■ Given exercise ■
Reproduce all of the data exactly.

■ Record extracts ■
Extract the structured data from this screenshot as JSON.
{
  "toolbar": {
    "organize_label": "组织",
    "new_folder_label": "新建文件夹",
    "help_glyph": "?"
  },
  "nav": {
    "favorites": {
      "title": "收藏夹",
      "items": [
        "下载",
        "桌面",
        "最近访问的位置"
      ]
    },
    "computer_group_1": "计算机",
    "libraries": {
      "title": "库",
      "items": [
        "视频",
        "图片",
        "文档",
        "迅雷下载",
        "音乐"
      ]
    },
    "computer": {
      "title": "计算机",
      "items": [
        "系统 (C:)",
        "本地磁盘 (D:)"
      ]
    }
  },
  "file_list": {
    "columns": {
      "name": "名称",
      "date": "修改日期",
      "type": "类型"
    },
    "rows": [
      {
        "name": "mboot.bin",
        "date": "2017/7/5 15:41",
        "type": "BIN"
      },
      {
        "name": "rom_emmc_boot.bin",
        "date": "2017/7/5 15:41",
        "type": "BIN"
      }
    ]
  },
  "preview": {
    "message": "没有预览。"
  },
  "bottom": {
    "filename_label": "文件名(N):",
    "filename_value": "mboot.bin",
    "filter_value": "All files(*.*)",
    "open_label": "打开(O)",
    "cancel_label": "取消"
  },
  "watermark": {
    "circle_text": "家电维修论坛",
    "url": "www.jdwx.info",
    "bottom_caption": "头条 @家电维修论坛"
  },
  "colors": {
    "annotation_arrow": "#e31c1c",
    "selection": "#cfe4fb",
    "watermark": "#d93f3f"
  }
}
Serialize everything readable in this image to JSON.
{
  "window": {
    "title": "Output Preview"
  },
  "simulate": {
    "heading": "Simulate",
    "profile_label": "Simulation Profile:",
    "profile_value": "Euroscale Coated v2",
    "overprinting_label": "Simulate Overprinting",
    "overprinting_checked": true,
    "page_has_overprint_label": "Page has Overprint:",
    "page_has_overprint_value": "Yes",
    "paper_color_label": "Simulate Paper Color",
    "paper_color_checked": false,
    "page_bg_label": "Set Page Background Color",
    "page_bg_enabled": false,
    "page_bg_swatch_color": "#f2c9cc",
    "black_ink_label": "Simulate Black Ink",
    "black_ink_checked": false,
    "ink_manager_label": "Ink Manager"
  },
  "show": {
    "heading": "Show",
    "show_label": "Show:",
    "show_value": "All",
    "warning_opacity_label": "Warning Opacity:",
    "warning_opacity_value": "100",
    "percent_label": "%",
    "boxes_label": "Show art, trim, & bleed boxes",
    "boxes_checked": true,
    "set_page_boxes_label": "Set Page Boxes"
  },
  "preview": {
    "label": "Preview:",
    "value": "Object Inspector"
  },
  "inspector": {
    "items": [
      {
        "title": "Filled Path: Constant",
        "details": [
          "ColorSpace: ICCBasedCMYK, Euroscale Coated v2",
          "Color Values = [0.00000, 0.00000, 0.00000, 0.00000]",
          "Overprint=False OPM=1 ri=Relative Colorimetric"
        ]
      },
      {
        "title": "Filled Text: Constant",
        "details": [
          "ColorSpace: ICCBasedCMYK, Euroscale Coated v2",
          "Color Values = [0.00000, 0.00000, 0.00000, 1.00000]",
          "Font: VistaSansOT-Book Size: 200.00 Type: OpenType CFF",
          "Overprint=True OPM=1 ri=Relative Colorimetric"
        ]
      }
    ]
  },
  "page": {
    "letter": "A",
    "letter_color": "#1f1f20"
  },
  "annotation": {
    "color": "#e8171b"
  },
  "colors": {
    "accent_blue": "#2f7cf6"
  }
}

■ Response ■
Extract the structured data from this screenshot as JSON.
{
  "toolbar": {
    "organize_label": "组织",
    "new_folder_label": "新建文件夹",
    "help_glyph": "?"
  },
  "nav": {
    "favorites": {
      "title": "收藏夹",
      "items": [
        "下载",
        "桌面",
        "最近访问的位置"
      ]
    },
    "computer_group_1": "计算机",
    "libraries": {
      "title": "库",
      "items": [
        "视频",
        "图片",
        "文档",
        "迅雷下载",
        "音乐"
      ]
    },
    "computer": {
      "title": "计算机",
      "items": [
        "系统 (C:)",
        "本地磁盘 (D:)"
      ]
    }
  },
  "file_list": {
    "columns": {
      "name": "名称",
      "date": "修改日期",
      "type": "类型"
    },
    "rows": [
      {
        "name": "mboot.bin",
        "date": "2017/7/5 15:41",
        "type": "BIN"
      },
      {
        "name": "rom_emmc_boot.bin",
        "date": "2017/7/5 15:41",
        "type": "BIN"
      }
    ]
  },
  "preview": {
    "message": "没有预览。"
  },
  "bottom": {
    "filename_label": "文件名(N):",
    "filename_value": "mboot.bin",
    "filter_value": "All files(*.*)",
    "open_label": "打开(O)",
    "cancel_label": "取消"
  },
  "watermark": {
    "circle_text": "家电维修论坛",
    "url": "www.jdwx.info",
    "bottom_caption": "头条 @家电维修论坛"
  },
  "colors": {
    "annotation_arrow": "#e31c1c",
    "selection": "#cfe4fb",
    "watermark": "#d93f3f"
  }
}
Serialize everything readable in this image to JSON.
{
  "window": {
    "title": "Output Preview"
  },
  "simulate": {
    "heading": "Simulate",
    "profile_label": "Simulation Profile:",
    "profile_value": "Euroscale Coated v2",
    "overprinting_label": "Simulate Overprinting",
    "overprinting_checked": true,
    "page_has_overprint_label": "Page has Overprint:",
    "page_has_overprint_value": "Yes",
    "paper_color_label": "Simulate Paper Color",
    "paper_color_checked": false,
    "page_bg_label": "Set Page Background Color",
    "page_bg_enabled": false,
    "page_bg_swatch_color": "#f2c9cc",
    "black_ink_label": "Simulate Black Ink",
    "black_ink_checked": false,
    "ink_manager_label": "Ink Manager"
  },
  "show": {
    "heading": "Show",
    "show_label": "Show:",
    "show_value": "All",
    "warning_opacity_label": "Warning Opacity:",
    "warning_opacity_value": "100",
    "percent_label": "%",
    "boxes_label": "Show art, trim, & bleed boxes",
    "boxes_checked": true,
    "set_page_boxes_label": "Set Page Boxes"
  },
  "preview": {
    "label": "Preview:",
    "value": "Object Inspector"
  },
  "inspector": {
    "items": [
      {
        "title": "Filled Path: Constant",
        "details": [
          "ColorSpace: ICCBasedCMYK, Euroscale Coated v2",
          "Color Values = [0.00000, 0.00000, 0.00000, 0.00000]",
          "Overprint=False OPM=1 ri=Relative Colorimetric"
        ]
      },
      {
        "title": "Filled Text: Constant",
        "details": [
          "ColorSpace: ICCBasedCMYK, Euroscale Coated v2",
          "Color Values = [0.00000, 0.00000, 0.00000, 1.00000]",
          "Font: VistaSansOT-Book Size: 200.00 Type: OpenType CFF",
          "Overprint=True OPM=1 ri=Relative Colorimetric"
        ]
      }
    ]
  },
  "page": {
    "letter": "A",
    "letter_color": "#1f1f20"
  },
  "annotation": {
    "color": "#e8171b"
  },
  "colors": {
    "accent_blue": "#2f7cf6"
  }
}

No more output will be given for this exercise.